_Dataset records_
····················

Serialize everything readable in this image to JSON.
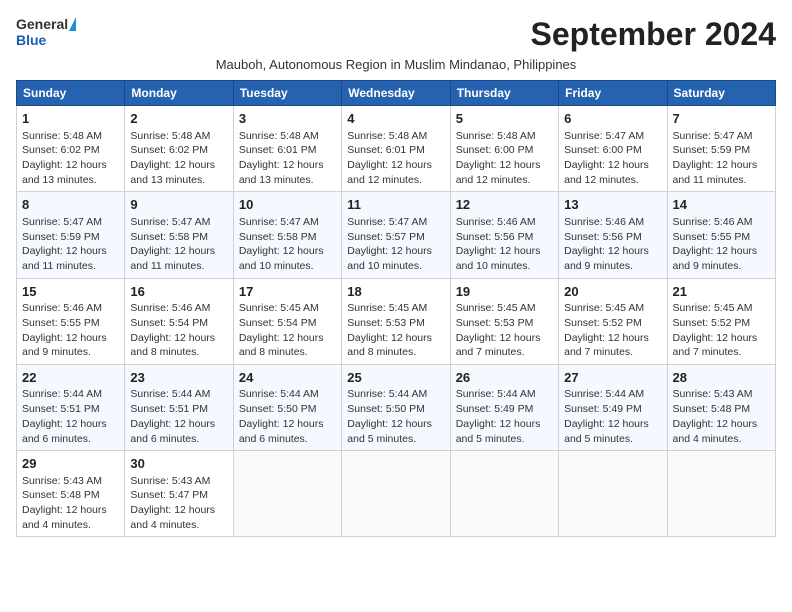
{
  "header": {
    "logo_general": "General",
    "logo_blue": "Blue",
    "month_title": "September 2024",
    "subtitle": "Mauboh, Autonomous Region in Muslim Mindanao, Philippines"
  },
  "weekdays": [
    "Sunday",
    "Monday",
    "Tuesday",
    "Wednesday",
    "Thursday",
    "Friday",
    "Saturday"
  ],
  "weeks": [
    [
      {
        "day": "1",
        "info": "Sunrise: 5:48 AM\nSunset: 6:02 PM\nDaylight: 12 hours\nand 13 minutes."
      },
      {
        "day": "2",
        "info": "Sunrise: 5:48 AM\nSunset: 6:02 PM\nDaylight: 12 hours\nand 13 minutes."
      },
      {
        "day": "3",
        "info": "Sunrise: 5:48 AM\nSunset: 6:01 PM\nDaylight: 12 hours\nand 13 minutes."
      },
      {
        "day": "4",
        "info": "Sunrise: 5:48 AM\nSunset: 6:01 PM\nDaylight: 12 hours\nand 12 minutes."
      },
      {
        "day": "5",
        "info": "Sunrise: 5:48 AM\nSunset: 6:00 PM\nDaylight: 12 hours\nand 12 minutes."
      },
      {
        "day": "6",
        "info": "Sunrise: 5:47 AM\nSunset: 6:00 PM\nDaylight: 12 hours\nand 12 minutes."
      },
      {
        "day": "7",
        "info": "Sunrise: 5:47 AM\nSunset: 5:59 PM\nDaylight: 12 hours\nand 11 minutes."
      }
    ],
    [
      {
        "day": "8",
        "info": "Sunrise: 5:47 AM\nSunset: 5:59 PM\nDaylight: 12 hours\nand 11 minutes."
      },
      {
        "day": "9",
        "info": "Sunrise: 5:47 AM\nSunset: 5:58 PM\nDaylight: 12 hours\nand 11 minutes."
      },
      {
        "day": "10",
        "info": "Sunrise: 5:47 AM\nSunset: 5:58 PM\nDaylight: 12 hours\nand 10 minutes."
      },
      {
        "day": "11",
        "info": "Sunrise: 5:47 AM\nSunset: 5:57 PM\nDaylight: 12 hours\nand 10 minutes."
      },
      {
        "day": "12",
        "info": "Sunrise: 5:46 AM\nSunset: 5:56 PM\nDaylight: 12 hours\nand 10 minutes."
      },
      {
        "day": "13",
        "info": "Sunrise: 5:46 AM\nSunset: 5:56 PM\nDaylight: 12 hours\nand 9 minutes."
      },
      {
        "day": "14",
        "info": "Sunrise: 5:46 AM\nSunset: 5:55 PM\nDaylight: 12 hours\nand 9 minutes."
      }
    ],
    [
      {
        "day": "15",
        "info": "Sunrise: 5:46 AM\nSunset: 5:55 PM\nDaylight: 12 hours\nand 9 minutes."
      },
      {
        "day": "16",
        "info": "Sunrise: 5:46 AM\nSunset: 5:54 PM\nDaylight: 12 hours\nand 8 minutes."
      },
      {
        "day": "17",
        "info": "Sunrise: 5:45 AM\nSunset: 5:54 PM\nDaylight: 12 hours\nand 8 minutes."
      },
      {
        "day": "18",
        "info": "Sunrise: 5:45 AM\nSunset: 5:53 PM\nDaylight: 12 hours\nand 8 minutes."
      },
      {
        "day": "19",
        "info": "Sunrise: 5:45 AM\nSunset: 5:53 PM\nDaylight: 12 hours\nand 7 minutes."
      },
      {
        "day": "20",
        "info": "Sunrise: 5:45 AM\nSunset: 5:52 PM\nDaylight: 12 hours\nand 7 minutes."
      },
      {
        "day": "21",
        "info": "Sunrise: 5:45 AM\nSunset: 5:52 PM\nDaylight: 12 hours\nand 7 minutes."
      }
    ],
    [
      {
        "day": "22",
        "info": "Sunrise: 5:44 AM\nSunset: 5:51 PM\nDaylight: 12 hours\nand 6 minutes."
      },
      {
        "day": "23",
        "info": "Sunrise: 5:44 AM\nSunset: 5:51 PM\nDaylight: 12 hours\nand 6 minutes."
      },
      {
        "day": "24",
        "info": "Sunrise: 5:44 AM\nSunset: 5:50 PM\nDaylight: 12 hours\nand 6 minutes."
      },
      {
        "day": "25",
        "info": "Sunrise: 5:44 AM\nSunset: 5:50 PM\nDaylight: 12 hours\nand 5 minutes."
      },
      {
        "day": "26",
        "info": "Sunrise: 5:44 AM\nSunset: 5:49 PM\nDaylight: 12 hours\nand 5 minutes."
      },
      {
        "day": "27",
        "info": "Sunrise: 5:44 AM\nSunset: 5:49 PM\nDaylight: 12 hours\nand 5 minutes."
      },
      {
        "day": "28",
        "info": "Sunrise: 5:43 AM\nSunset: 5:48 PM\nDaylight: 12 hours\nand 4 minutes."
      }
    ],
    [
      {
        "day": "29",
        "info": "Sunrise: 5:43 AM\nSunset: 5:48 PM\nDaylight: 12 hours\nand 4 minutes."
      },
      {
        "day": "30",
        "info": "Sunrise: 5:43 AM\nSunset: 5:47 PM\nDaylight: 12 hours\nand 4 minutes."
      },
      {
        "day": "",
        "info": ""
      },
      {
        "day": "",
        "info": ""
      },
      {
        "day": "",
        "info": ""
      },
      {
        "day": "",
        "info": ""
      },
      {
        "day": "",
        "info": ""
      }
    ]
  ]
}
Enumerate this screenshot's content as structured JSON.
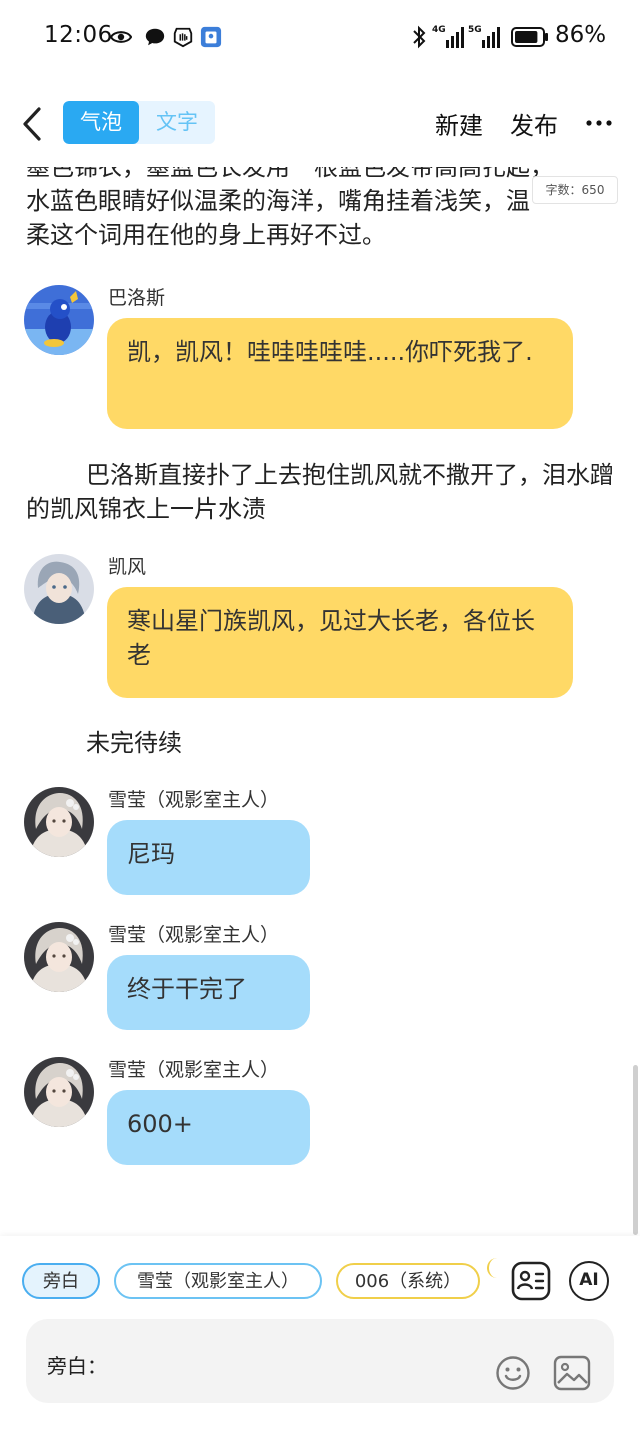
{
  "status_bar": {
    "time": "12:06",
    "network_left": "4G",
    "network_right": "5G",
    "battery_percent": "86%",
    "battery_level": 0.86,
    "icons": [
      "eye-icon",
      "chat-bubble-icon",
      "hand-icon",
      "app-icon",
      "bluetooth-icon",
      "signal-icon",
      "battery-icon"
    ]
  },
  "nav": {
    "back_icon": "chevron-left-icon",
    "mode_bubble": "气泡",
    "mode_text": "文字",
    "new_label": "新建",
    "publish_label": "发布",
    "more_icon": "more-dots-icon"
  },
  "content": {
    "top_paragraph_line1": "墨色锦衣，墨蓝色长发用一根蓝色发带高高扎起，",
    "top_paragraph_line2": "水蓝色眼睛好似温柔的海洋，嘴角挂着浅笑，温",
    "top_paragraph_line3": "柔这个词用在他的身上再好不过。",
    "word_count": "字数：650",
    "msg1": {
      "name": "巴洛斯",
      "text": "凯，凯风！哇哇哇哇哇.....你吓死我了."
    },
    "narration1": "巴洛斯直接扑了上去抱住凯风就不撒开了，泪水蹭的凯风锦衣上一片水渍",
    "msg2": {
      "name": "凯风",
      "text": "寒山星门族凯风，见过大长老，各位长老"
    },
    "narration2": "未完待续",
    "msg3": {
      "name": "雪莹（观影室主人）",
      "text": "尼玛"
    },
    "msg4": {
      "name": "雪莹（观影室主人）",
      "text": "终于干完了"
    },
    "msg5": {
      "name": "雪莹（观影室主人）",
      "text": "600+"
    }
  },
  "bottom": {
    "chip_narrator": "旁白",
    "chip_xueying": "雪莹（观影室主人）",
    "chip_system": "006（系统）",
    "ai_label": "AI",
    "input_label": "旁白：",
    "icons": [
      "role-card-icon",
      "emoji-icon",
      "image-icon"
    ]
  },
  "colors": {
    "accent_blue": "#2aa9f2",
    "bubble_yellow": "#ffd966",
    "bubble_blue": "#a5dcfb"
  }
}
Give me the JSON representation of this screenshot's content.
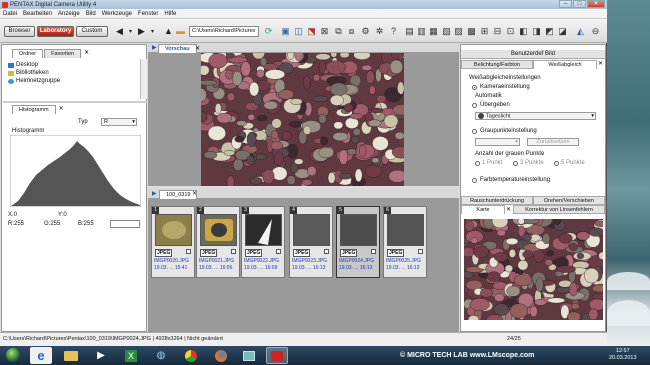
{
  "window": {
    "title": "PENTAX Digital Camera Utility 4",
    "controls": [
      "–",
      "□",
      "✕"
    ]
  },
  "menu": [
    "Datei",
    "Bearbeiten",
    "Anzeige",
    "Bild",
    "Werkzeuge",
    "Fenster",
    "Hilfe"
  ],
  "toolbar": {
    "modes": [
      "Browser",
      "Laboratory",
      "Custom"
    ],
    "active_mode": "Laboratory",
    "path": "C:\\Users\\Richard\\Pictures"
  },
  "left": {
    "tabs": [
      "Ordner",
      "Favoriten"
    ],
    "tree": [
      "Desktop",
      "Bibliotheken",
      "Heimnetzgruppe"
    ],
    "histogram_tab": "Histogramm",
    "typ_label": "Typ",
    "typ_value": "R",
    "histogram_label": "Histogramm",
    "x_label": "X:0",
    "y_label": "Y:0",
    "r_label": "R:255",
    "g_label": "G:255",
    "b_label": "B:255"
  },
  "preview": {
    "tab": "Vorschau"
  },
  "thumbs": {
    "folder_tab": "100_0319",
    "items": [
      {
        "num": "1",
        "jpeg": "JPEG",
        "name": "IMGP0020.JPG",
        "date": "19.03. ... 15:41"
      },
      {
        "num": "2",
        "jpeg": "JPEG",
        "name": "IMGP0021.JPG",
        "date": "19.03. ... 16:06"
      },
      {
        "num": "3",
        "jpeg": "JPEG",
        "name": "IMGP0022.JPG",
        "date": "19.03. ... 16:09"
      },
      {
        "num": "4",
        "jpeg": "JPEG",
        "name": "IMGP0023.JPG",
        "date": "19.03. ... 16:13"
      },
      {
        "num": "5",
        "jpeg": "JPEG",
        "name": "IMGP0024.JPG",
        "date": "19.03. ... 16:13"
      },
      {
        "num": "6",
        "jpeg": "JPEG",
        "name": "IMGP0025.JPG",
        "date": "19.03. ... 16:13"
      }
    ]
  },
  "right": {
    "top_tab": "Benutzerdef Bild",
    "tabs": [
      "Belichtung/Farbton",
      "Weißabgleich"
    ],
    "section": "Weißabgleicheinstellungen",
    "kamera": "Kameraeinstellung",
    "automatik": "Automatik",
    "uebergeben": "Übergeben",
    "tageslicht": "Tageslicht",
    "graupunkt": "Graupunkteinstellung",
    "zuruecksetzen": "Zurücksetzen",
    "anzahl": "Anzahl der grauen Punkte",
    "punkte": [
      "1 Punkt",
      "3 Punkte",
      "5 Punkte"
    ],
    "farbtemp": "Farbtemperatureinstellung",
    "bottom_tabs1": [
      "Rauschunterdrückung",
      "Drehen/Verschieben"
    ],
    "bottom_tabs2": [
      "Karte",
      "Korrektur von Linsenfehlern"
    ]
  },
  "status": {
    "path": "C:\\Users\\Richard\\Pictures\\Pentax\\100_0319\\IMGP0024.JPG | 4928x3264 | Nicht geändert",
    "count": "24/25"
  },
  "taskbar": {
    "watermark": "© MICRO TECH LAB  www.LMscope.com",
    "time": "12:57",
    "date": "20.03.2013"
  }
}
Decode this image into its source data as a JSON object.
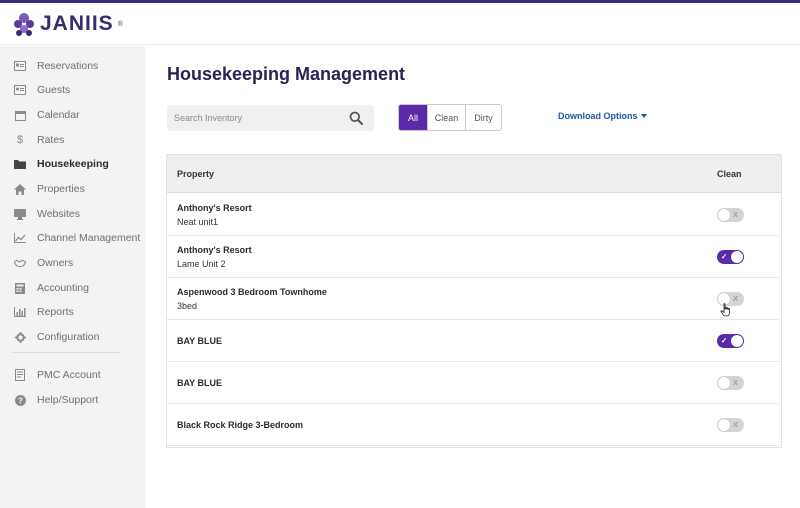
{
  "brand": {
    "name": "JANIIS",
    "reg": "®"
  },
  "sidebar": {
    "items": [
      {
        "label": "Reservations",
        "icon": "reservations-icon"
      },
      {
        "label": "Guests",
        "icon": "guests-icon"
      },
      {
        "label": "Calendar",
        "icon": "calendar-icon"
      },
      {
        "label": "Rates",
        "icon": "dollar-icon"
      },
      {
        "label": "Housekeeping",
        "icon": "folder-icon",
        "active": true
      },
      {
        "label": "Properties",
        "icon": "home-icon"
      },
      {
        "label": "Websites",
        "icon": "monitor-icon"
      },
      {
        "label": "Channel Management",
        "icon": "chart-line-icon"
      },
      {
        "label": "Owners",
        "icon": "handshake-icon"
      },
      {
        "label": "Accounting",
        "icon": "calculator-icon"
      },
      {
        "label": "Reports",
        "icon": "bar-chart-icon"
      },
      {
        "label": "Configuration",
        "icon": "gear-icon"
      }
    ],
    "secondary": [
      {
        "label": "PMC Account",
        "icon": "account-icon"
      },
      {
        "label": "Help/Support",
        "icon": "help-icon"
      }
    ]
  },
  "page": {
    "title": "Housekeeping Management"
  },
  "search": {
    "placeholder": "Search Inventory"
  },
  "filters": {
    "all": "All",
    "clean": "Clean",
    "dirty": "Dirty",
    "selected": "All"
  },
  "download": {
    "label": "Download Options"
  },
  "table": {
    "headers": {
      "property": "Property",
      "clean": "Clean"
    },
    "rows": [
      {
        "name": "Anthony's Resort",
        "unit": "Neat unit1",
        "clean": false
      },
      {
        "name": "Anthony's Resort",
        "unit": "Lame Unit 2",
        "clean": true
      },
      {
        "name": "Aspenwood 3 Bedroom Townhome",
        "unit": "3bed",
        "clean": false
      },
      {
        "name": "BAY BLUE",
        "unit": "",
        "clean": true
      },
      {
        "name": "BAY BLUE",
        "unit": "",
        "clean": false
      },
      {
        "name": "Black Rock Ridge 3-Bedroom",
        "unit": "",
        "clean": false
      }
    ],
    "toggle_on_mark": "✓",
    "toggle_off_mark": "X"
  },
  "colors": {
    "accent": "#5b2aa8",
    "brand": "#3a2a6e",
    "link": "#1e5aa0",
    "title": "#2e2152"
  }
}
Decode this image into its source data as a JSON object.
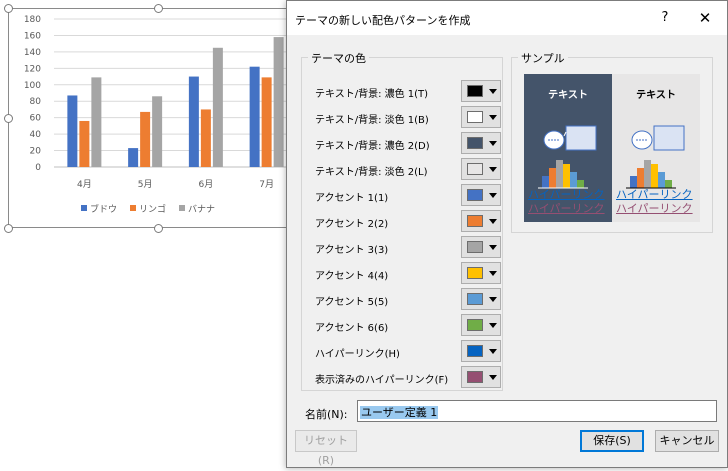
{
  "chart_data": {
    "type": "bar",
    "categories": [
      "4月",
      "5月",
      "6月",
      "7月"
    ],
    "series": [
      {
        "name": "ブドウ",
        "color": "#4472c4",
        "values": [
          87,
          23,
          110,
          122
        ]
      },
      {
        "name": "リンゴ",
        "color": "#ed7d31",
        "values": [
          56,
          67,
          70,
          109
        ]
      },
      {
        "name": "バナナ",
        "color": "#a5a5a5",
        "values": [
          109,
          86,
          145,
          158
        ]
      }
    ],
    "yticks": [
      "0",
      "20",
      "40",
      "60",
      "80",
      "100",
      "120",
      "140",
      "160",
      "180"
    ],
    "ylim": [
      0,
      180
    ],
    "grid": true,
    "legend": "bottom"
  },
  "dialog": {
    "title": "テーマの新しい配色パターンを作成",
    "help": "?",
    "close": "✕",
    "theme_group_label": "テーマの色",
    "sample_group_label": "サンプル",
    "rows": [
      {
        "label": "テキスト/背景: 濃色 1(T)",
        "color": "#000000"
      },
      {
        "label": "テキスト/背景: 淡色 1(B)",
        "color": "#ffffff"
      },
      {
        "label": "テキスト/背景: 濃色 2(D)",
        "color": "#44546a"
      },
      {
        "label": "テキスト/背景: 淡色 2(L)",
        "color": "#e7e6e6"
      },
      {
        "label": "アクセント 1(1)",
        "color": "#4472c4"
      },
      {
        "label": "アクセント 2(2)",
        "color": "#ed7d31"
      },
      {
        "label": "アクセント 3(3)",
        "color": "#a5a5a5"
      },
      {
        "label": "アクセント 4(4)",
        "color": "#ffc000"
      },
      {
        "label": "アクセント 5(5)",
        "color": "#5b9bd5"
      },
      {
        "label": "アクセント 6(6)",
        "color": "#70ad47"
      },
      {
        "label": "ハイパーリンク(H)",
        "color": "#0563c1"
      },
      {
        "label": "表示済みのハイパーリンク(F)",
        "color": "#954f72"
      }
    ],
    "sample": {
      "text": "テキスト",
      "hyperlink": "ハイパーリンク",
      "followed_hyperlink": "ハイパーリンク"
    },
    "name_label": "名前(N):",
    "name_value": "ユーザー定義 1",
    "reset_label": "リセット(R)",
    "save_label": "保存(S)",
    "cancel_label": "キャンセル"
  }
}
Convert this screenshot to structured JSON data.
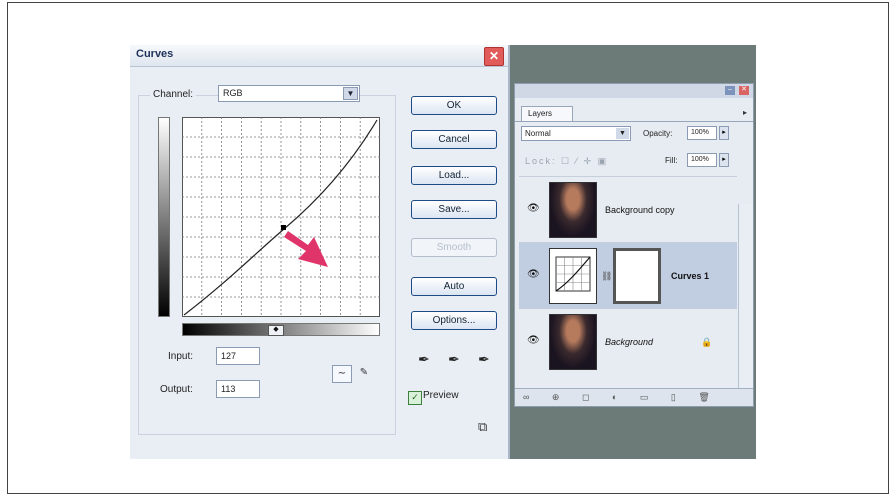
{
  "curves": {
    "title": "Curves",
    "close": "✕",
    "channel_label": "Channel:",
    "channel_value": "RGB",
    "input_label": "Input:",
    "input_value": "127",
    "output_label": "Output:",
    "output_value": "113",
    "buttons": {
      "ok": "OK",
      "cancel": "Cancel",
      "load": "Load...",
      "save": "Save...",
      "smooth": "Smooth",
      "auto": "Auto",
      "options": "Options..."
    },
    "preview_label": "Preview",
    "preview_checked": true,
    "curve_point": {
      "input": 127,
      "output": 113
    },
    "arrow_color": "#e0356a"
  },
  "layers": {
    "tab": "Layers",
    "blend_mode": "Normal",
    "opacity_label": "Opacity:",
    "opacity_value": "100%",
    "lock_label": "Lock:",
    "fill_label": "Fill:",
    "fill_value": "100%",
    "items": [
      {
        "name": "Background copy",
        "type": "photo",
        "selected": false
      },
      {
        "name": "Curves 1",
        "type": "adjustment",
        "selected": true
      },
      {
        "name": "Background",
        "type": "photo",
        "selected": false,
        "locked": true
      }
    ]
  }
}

····················

_Written exercise_
Pull out every line in the data above that has the word "image".

_Full answer_
Serialize everything readable in this image to JSON.
      "image-icon"
Decode this image into its source data as a JSON object.
Decode this image into its source data as a JSON object.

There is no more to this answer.